» **Written request**
Without including any pictures, write out the listing below exactly.

"""

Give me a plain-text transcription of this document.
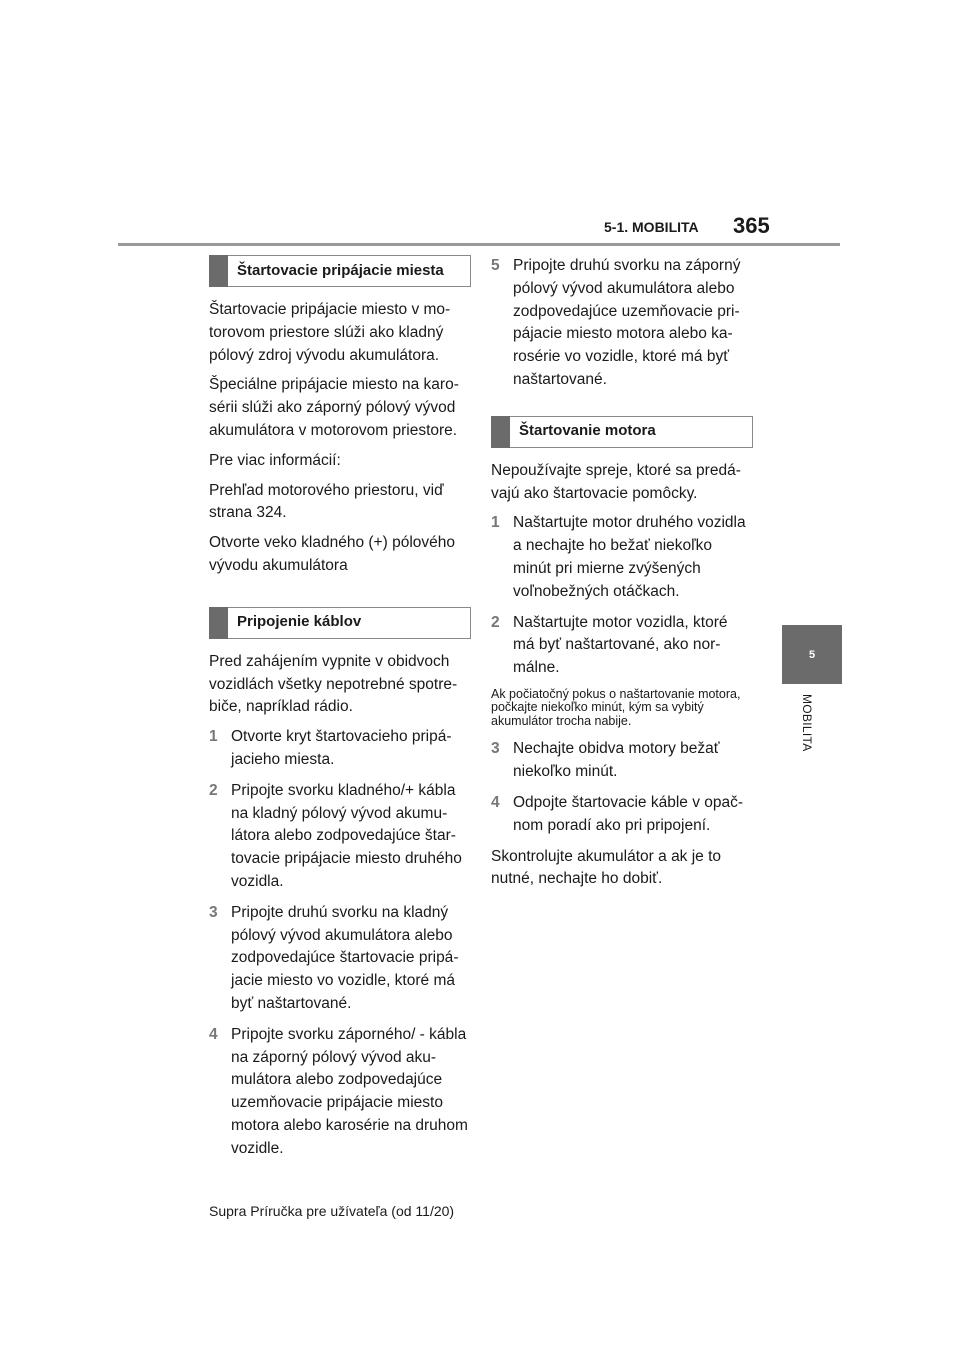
5-1. MOBILITA 365
5
MOBILITA
Štartovacie pripájacie miesta

Štartovacie pripájacie miesto v motorovom priestore slúži ako kladný pólový zdroj vývodu akumulátora.

Špeciálne pripájacie miesto na karosérii slúži ako záporný pólový vývod akumulátora v motorovom priestore.

Pre viac informácií:

Prehľad motorového priestoru, viď strana 324.

Otvorte veko kladného (+) pólového vývodu akumulátora

Pripojenie káblov

Pred zahájením vypnite v obidvoch vozidlách všetky nepotrebné spotrebiče, napríklad rádio.

1 Otvorte kryt štartovacieho pripájacieho miesta.
2 Pripojte svorku kladného/+ kábla na kladný pólový vývod akumulátora alebo zodpovedajúce štartovacie pripájacie miesto druhého vozidla.
3 Pripojte druhú svorku na kladný pólový vývod akumulátora alebo zodpovedajúce štartovacie pripájacie miesto vo vozidle, ktoré má byť naštartované.
4 Pripojte svorku záporného/ - kábla na záporný pólový vývod akumulátora alebo zodpovedajúce uzemňovacie pripájacie miesto motora alebo karosérie na druhom vozidle.
5 Pripojte druhú svorku na záporný pólový vývod akumulátora alebo zodpovedajúce uzemňovacie pripájacie miesto motora alebo karosérie vo vozidle, ktoré má byť naštartované.
Štartovanie motora

Nepoužívajte spreje, ktoré sa predávajú ako štartovacie pomôcky.

1 Naštartujte motor druhého vozidla a nechajte ho bežať niekoľko minút pri mierne zvýšených voľnobežných otáčkach.
2 Naštartujte motor vozidla, ktoré má byť naštartované, ako normálne.

Ak počiatočný pokus o naštartovanie motora, počkajte niekoľko minút, kým sa vybitý akumulátor trocha nabije.

3 Nechajte obidva motory bežať niekoľko minút.
4 Odpojte štartovacie káble v opačnom poradí ako pri pripojení.

Skontrolujte akumulátor a ak je to nutné, nechajte ho dobiť.

Supra Príručka pre užívateľa (od 11/20)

"""

» **Response**
Give me a plain-text transcription of this document.
5-1. MOBILITA 365
5
MOBILITA
Štartovacie pripájacie miesta

Štartovacie pripájacie miesto v motorovom priestore slúži ako kladný pólový zdroj vývodu akumulátora.

Špeciálne pripájacie miesto na karosérii slúži ako záporný pólový vývod akumulátora v motorovom priestore.

Pre viac informácií:

Prehľad motorového priestoru, viď strana 324.

Otvorte veko kladného (+) pólového vývodu akumulátora

Pripojenie káblov

Pred zahájením vypnite v obidvoch vozidlách všetky nepotrebné spotrebiče, napríklad rádio.

1 Otvorte kryt štartovacieho pripájacieho miesta.
2 Pripojte svorku kladného/+ kábla na kladný pólový vývod akumulátora alebo zodpovedajúce štartovacie pripájacie miesto druhého vozidla.
3 Pripojte druhú svorku na kladný pólový vývod akumulátora alebo zodpovedajúce štartovacie pripájacie miesto vo vozidle, ktoré má byť naštartované.
4 Pripojte svorku záporného/ - kábla na záporný pólový vývod akumulátora alebo zodpovedajúce uzemňovacie pripájacie miesto motora alebo karosérie na druhom vozidle.
5 Pripojte druhú svorku na záporný pólový vývod akumulátora alebo zodpovedajúce uzemňovacie pripájacie miesto motora alebo karosérie vo vozidle, ktoré má byť naštartované.
Štartovanie motora

Nepoužívajte spreje, ktoré sa predávajú ako štartovacie pomôcky.

1 Naštartujte motor druhého vozidla a nechajte ho bežať niekoľko minút pri mierne zvýšených voľnobežných otáčkach.
2 Naštartujte motor vozidla, ktoré má byť naštartované, ako normálne.

Ak počiatočný pokus o naštartovanie motora, počkajte niekoľko minút, kým sa vybitý akumulátor trocha nabije.

3 Nechajte obidva motory bežať niekoľko minút.
4 Odpojte štartovacie káble v opačnom poradí ako pri pripojení.

Skontrolujte akumulátor a ak je to nutné, nechajte ho dobiť.

Supra Príručka pre užívateľa (od 11/20)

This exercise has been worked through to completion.